What is needed → Copy the lines word for word, beginning with the line that contains "Localize each UI" and ending with the line that contains "svg-text:D: D xyxy=(124,36,127,41)", including both of those lines.

_ _ _ _ _ _ _

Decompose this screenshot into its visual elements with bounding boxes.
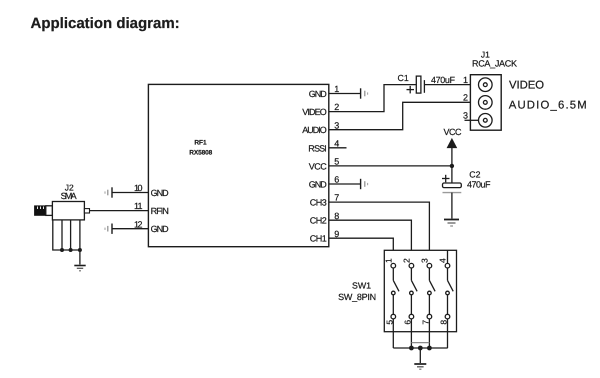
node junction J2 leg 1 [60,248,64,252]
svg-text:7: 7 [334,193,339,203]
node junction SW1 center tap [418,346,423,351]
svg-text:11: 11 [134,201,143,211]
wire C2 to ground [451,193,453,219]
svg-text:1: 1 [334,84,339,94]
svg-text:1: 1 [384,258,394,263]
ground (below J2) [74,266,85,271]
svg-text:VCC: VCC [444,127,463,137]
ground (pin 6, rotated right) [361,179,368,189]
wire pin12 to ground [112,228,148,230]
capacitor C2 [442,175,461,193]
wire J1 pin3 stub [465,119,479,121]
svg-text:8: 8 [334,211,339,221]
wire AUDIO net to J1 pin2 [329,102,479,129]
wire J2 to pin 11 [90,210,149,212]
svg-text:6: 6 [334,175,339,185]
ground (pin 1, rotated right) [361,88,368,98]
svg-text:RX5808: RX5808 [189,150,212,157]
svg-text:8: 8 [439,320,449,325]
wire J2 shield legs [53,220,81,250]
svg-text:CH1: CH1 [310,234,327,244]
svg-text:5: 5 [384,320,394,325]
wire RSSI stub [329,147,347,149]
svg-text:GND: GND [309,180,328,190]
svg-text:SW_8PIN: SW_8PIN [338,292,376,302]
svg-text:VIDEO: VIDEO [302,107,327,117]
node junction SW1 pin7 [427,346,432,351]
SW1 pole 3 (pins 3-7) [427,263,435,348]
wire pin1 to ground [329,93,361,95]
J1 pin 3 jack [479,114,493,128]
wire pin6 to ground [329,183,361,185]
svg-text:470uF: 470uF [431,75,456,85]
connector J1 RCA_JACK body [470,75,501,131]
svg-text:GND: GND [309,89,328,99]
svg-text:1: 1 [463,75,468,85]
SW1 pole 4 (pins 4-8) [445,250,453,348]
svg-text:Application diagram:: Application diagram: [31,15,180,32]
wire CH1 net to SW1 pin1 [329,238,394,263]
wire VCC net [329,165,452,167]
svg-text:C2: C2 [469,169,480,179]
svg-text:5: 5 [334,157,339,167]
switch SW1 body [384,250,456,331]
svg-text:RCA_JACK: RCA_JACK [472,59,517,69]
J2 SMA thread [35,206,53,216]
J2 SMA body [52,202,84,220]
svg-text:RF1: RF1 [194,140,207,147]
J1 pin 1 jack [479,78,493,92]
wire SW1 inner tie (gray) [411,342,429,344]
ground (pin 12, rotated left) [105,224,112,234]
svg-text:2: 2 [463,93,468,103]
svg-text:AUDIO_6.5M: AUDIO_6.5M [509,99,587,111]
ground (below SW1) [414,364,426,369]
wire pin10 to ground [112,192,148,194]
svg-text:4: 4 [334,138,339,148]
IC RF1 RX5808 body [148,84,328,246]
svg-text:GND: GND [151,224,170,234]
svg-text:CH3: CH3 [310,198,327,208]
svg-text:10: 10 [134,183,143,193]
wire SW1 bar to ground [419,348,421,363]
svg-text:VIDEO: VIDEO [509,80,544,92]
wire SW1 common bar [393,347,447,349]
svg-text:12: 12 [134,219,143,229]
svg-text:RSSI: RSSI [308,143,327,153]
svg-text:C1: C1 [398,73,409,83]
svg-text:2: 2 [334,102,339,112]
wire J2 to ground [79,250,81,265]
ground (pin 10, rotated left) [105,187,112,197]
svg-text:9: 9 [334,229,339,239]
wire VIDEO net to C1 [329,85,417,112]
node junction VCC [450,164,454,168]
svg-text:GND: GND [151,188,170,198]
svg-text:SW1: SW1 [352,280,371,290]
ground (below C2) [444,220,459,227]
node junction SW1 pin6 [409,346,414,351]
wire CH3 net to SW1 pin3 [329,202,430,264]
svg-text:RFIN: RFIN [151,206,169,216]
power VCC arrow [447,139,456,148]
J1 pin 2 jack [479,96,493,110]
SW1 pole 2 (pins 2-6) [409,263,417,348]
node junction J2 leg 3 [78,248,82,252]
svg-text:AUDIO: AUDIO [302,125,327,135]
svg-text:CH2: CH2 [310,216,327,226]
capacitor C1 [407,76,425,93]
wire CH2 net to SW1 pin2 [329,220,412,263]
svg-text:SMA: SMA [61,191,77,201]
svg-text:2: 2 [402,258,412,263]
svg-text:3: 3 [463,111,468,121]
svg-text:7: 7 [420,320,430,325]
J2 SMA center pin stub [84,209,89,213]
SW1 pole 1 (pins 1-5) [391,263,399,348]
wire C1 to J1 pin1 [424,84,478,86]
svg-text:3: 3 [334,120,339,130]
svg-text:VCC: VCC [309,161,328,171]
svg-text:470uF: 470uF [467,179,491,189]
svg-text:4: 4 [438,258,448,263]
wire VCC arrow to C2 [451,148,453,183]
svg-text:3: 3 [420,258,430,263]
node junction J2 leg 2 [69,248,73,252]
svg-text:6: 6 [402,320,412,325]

_ _ _ _ _ _ _

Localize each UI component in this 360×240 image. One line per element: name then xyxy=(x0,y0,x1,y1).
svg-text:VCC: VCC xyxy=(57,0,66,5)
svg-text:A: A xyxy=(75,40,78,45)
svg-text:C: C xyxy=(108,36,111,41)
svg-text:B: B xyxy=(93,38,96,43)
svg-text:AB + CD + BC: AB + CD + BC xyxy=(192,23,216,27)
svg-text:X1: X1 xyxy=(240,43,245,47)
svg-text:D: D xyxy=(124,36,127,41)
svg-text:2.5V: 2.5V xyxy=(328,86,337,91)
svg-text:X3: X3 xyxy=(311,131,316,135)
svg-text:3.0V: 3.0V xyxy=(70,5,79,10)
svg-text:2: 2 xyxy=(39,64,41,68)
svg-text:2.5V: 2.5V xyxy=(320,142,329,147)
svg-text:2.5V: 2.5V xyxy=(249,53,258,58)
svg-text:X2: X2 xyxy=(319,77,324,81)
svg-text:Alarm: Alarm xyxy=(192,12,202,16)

_ _ _ _ _ _ _

Answer to this problem →
Localize each UI component in this 360×240 image. One line per element: name then xyxy=(x0,y0,x1,y1).
svg-text:VCC: VCC xyxy=(57,0,66,5)
svg-text:A: A xyxy=(75,40,78,45)
svg-text:C: C xyxy=(108,36,111,41)
svg-text:B: B xyxy=(93,38,96,43)
svg-text:AB + CD + BC: AB + CD + BC xyxy=(192,23,216,27)
svg-text:X1: X1 xyxy=(240,43,245,47)
svg-text:D: D xyxy=(124,36,127,41)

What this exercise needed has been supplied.